- CONSIGNE:
Reproduisez tel quel, s'il vous plaît, le passage du texte sur la plasticienne Billie Zangewa commençant à « Avec beaucoup d‘originalité » et se terminant à « sud-africaine Billie Zangewa. ».

- TEXTE FOURNI:

Avec beaucoup d‘originalité et d’inventivité, cette jeune artiste sud-africaine brode des toiles en soie qui expriment sa vie et ses désirs.
En Afrique, elle est l’une des artistes plasticiens qui monte, qui monte. Une preuve ? En 2010, après Arco Art Fair à Madrid, elle présente plusieurs de ses œuvres sur la plate-forme « Afriques » lors de la foire d’art moderne et contemporaine Art Paris + Guests et participe ce mois-ci à l’exposition « African Stories », organisée par André Magnin dans le cadre de Marrakech Art Fair (1). Elle, c’est la plasticienne sud-africaine Billie Zangewa.
Enfance voyageuse
Née en 1973 à Blantyre, au Malawi, d’une mère sud-africaine et d’un père malawite, elle connaît une enfance voyageuse. C’est en Afrique du Sud, où elle poursuit ses études supérieures, qu’elle obtient son diplôme des Beaux-Arts, à l’université de Rhodes. Comme elle aime le rappeler, sa « spécialité à l’université était la gravure. J’ai travaillé sur différents supports, comme le bois, mais j’ai très vite découvert la soie et ses reflets. Alors, j’ai commencé à broder, surtout des animaux et des plantes, ma principale source d’inspiration. Il faut dire que j’avais appris la couture et broderie à l’école vers l’âge de 9 ans ».
Sa carrière d’artiste démarre véritablement en 1996 avec une première exposition personnelle, intitulée « Group show », à la Gallery Anne, à Gaborone (Botswana). Mais, précise-t-elle, « ma première exposition de tableaux en soie est intervenue presque dix ans après, en 2004, à Johannesburg, avec la galerie Absa. J’ai gagné un prix pour les collages [Gerard Sekoto Award, ndlr] puis j’ai exposé dans les locaux de l’Alliance française à Johannesburg et au Cap. » Quand on la questionne pour savoir ce qui a motivé ses premiers collages, elle répond sans hésiter : « Les reflets sur le verre des grands immeubles ont été ma première source d’inspiration pour le collage, même si en fait il s’agit de collages sans collage puisque tout est brodé ! » Et puis, Billie a dû aussi travailler dans la mode (elle « adore » toujours les stylistes japonais Issey Miyake et Yohji Yamamoto) et la publicité, car les premières années ont été difficiles. C’est alors que le tissu s’est définitivement imposé.

- DONNÉES FOURNIES:
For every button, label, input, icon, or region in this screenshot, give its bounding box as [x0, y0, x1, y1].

- RÉSULTAT ATTENDU:
Avec beaucoup d‘originalité et d’inventivité, cette jeune artiste sud-africaine brode des toiles en soie qui expriment sa vie et ses désirs.
En Afrique, elle est l’une des artistes plasticiens qui monte, qui monte. Une preuve ? En 2010, après Arco Art Fair à Madrid, elle présente plusieurs de ses œuvres sur la plate-forme « Afriques » lors de la foire d’art moderne et contemporaine Art Paris + Guests et participe ce mois-ci à l’exposition « African Stories », organisée par André Magnin dans le cadre de Marrakech Art Fair (1). Elle, c’est la plasticienne sud-africaine Billie Zangewa.